Requirements: Comb the records below for the string "text" and copy each line where it turns up.
■ ■ ■ ■ ■
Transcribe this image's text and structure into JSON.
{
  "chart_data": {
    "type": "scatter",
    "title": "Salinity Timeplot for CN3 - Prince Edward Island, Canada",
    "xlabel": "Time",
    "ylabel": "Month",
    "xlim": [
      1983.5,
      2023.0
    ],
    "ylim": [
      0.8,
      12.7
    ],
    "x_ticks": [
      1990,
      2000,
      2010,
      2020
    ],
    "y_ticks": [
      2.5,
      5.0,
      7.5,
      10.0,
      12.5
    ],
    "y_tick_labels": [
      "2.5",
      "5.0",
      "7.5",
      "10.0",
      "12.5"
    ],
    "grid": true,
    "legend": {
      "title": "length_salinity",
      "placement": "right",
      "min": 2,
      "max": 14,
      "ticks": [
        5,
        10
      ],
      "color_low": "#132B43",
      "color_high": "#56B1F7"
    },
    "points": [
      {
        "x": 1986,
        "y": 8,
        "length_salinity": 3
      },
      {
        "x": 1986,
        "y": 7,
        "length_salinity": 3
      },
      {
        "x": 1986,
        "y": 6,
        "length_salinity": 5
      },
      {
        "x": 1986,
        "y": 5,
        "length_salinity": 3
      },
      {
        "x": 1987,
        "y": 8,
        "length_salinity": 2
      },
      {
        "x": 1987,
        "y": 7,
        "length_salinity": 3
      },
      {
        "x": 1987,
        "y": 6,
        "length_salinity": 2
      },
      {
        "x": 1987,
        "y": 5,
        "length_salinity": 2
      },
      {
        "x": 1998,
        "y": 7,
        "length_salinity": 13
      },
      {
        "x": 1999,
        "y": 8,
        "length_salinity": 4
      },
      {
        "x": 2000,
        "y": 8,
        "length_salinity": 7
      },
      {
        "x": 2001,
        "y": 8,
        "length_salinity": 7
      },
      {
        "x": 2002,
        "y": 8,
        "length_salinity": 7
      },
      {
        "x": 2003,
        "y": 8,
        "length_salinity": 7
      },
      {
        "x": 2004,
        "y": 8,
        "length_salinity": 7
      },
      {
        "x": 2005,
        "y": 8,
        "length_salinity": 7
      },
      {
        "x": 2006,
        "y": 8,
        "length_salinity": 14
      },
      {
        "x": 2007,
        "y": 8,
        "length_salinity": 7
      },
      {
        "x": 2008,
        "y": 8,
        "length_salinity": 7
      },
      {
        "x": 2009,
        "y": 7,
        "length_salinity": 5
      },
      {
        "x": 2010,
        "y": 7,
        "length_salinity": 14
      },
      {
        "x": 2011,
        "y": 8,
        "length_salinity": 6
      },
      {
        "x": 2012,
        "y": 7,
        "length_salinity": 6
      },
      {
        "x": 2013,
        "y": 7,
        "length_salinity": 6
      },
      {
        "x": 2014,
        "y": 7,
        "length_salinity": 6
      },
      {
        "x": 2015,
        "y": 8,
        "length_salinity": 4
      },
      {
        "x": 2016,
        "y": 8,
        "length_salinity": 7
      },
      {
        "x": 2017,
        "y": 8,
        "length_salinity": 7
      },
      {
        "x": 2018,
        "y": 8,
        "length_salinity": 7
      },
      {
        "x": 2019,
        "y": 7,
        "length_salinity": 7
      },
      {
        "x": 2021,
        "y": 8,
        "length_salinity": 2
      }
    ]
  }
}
■ ■ ■ ■ ■
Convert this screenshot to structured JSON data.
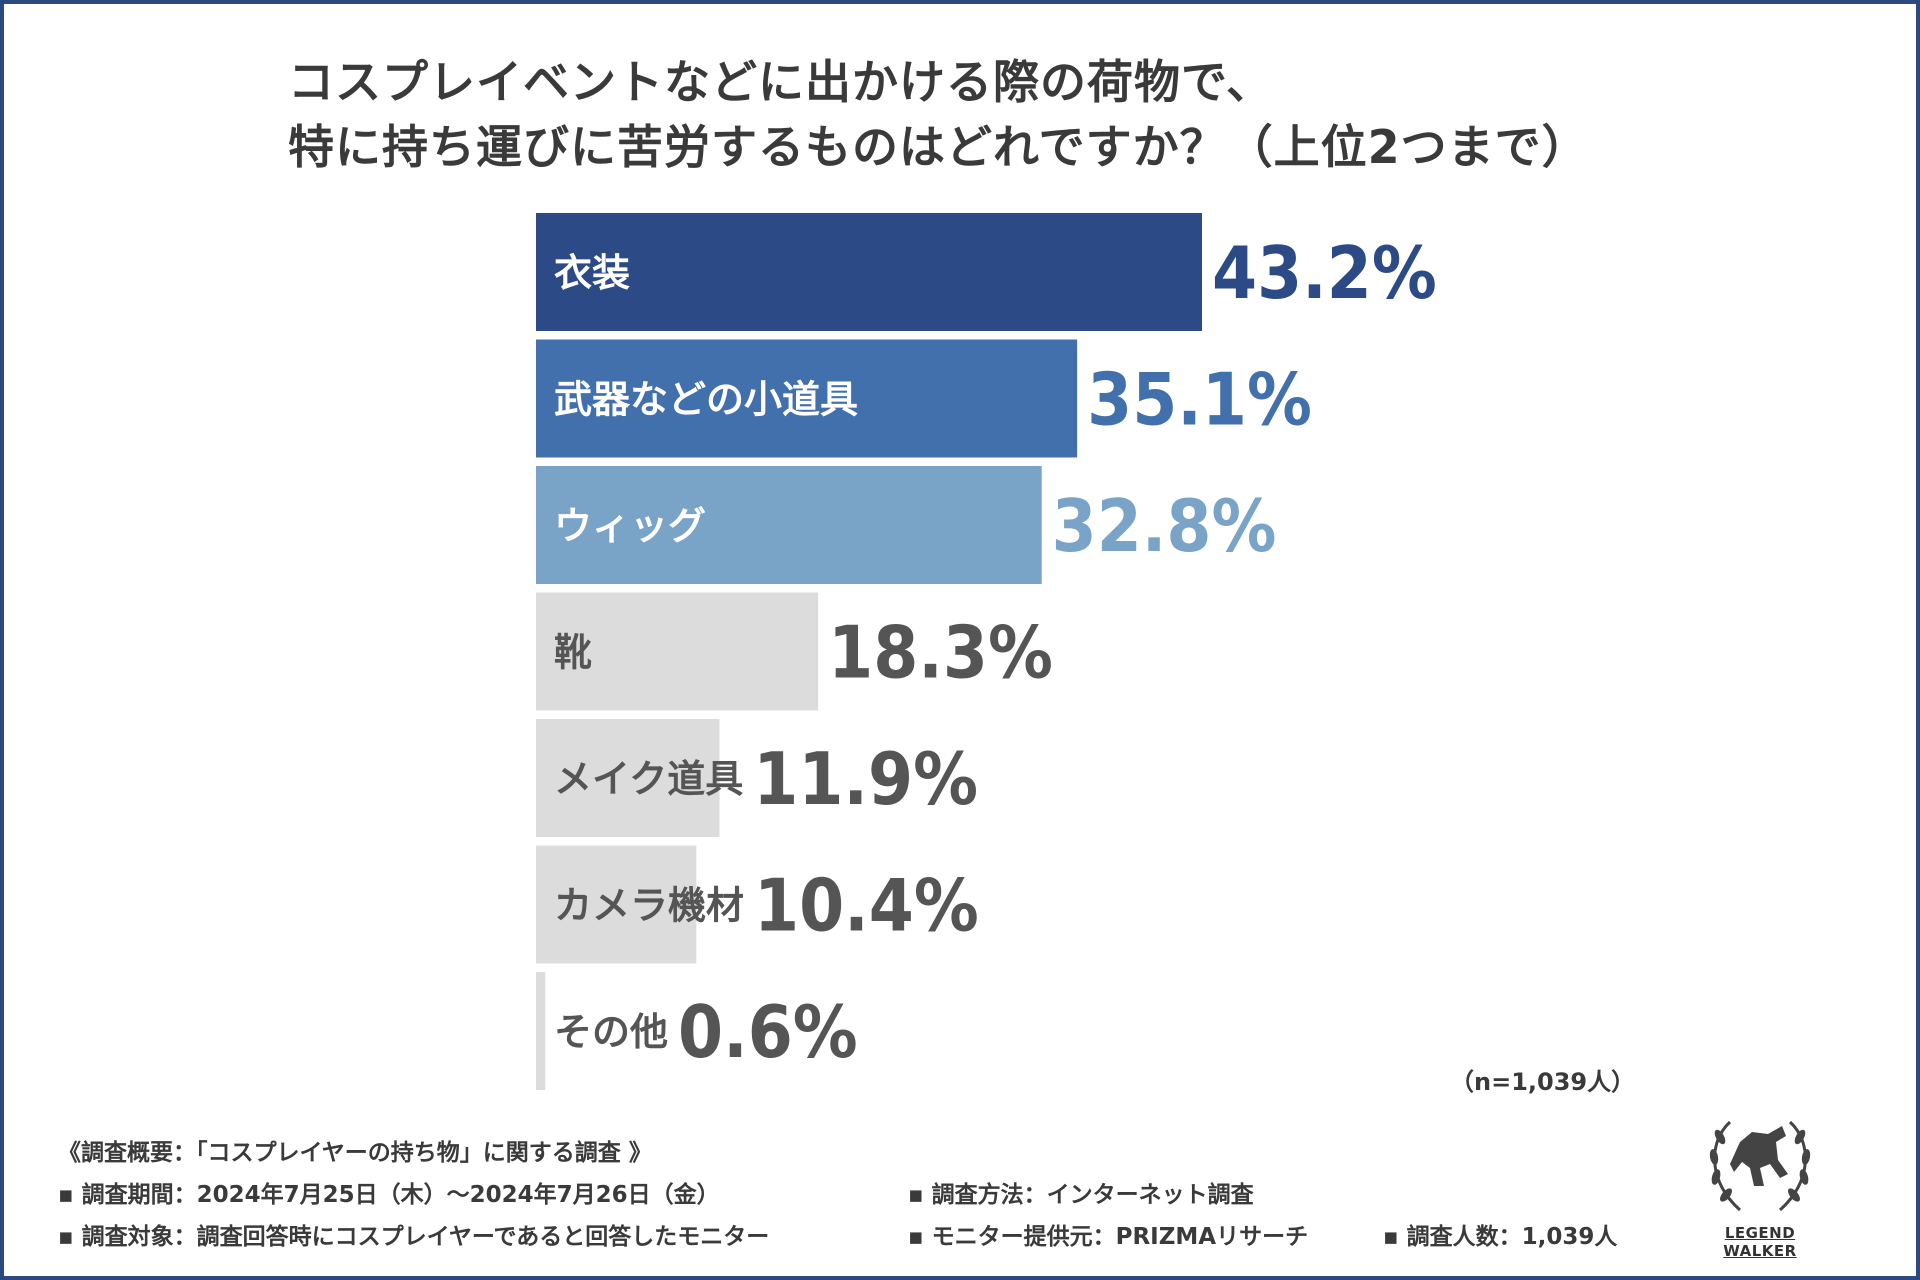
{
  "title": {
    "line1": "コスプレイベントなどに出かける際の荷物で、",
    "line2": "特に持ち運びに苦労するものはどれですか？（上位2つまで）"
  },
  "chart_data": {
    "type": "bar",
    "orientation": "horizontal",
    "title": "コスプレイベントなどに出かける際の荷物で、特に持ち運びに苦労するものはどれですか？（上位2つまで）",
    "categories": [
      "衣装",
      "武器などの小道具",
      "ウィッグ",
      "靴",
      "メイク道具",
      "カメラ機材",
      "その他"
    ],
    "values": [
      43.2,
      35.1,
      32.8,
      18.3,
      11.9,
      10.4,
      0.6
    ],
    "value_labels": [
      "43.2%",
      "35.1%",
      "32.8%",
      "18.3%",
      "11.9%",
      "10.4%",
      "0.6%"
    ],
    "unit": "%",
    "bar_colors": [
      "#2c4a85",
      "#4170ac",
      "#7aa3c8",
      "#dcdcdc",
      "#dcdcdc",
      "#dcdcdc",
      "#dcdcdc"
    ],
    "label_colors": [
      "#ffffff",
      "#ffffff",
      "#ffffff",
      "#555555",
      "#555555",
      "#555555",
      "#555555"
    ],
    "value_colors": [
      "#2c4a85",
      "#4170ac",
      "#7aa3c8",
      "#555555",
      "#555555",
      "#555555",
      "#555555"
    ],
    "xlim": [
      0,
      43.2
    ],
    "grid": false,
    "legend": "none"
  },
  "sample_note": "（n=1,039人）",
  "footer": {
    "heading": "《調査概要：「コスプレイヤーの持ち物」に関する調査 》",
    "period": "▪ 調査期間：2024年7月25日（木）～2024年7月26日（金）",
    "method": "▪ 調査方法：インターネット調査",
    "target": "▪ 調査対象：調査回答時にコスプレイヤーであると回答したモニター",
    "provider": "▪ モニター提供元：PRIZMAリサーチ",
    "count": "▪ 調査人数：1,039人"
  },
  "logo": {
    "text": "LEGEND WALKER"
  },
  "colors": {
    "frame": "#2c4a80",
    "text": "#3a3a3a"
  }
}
■ ■ ■ ■ ■
Result below:
Transcribe this image's text and structure into JSON.
    "text": "LEGEND WALKER"
    "text": "#3a3a3a"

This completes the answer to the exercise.